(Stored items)
========

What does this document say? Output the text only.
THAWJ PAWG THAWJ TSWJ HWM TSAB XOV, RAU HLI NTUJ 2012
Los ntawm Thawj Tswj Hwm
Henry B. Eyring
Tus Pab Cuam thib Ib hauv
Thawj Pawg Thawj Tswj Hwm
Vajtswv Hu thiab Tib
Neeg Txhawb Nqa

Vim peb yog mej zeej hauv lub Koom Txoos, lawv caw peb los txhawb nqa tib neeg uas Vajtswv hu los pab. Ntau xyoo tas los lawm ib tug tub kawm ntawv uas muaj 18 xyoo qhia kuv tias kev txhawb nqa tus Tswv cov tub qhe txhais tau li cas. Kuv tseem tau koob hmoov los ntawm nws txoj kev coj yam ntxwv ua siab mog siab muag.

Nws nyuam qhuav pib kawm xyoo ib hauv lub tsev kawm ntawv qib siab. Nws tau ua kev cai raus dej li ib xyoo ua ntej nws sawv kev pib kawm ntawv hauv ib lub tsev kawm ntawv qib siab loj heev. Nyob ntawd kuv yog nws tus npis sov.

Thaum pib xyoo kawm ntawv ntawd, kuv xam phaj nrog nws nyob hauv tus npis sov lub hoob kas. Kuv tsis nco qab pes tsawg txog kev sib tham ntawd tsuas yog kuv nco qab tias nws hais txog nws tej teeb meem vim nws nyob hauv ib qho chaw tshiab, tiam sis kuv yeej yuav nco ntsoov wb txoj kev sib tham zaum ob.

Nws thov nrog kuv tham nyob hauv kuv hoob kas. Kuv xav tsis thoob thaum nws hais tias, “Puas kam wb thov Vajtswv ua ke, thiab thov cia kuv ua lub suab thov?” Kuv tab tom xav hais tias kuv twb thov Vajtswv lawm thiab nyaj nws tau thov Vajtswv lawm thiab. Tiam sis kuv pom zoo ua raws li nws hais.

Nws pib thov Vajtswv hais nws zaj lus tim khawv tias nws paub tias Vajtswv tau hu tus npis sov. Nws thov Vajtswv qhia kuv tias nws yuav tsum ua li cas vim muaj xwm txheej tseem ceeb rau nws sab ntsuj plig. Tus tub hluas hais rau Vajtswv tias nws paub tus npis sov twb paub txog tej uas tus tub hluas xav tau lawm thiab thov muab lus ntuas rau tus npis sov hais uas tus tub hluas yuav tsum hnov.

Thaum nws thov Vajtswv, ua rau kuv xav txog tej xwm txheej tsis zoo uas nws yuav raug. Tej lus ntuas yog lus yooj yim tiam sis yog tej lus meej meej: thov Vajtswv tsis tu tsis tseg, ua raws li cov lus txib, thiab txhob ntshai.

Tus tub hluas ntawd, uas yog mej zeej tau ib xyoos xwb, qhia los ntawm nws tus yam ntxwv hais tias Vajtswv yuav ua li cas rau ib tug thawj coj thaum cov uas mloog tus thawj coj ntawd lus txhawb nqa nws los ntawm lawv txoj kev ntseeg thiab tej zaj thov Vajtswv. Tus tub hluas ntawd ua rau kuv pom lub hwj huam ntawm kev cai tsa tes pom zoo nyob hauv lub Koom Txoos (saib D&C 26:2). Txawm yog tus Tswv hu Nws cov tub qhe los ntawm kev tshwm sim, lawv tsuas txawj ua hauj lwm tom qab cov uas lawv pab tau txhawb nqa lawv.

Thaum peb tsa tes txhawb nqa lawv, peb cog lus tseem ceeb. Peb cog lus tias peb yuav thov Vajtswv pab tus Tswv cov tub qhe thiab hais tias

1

========

Transcribe all of the lines in the records precisely.

What does this document say? Output the text only.
THAWJ PAWG THAWJ TSWJ HWM TSAB XOV, RAU HLI NTUJ 2012
Los ntawm Thawj Tswj Hwm
Henry B. Eyring
Tus Pab Cuam thib Ib hauv
Thawj Pawg Thawj Tswj Hwm
Vajtswv Hu thiab Tib
Neeg Txhawb Nqa

Vim peb yog mej zeej hauv lub Koom Txoos, lawv caw peb los txhawb nqa tib neeg uas Vajtswv hu los pab. Ntau xyoo tas los lawm ib tug tub kawm ntawv uas muaj 18 xyoo qhia kuv tias kev txhawb nqa tus Tswv cov tub qhe txhais tau li cas. Kuv tseem tau koob hmoov los ntawm nws txoj kev coj yam ntxwv ua siab mog siab muag.

Nws nyuam qhuav pib kawm xyoo ib hauv lub tsev kawm ntawv qib siab. Nws tau ua kev cai raus dej li ib xyoo ua ntej nws sawv kev pib kawm ntawv hauv ib lub tsev kawm ntawv qib siab loj heev. Nyob ntawd kuv yog nws tus npis sov.

Thaum pib xyoo kawm ntawv ntawd, kuv xam phaj nrog nws nyob hauv tus npis sov lub hoob kas. Kuv tsis nco qab pes tsawg txog kev sib tham ntawd tsuas yog kuv nco qab tias nws hais txog nws tej teeb meem vim nws nyob hauv ib qho chaw tshiab, tiam sis kuv yeej yuav nco ntsoov wb txoj kev sib tham zaum ob.

Nws thov nrog kuv tham nyob hauv kuv hoob kas. Kuv xav tsis thoob thaum nws hais tias, “Puas kam wb thov Vajtswv ua ke, thiab thov cia kuv ua lub suab thov?” Kuv tab tom xav hais tias kuv twb thov Vajtswv lawm thiab nyaj nws tau thov Vajtswv lawm thiab. Tiam sis kuv pom zoo ua raws li nws hais.

Nws pib thov Vajtswv hais nws zaj lus tim khawv tias nws paub tias Vajtswv tau hu tus npis sov. Nws thov Vajtswv qhia kuv tias nws yuav tsum ua li cas vim muaj xwm txheej tseem ceeb rau nws sab ntsuj plig. Tus tub hluas hais rau Vajtswv tias nws paub tus npis sov twb paub txog tej uas tus tub hluas xav tau lawm thiab thov muab lus ntuas rau tus npis sov hais uas tus tub hluas yuav tsum hnov.

Thaum nws thov Vajtswv, ua rau kuv xav txog tej xwm txheej tsis zoo uas nws yuav raug. Tej lus ntuas yog lus yooj yim tiam sis yog tej lus meej meej: thov Vajtswv tsis tu tsis tseg, ua raws li cov lus txib, thiab txhob ntshai.

Tus tub hluas ntawd, uas yog mej zeej tau ib xyoos xwb, qhia los ntawm nws tus yam ntxwv hais tias Vajtswv yuav ua li cas rau ib tug thawj coj thaum cov uas mloog tus thawj coj ntawd lus txhawb nqa nws los ntawm lawv txoj kev ntseeg thiab tej zaj thov Vajtswv. Tus tub hluas ntawd ua rau kuv pom lub hwj huam ntawm kev cai tsa tes pom zoo nyob hauv lub Koom Txoos (saib D&C 26:2). Txawm yog tus Tswv hu Nws cov tub qhe los ntawm kev tshwm sim, lawv tsuas txawj ua hauj lwm tom qab cov uas lawv pab tau txhawb nqa lawv.

Thaum peb tsa tes txhawb nqa lawv, peb cog lus tseem ceeb. Peb cog lus tias peb yuav thov Vajtswv pab tus Tswv cov tub qhe thiab hais tias

1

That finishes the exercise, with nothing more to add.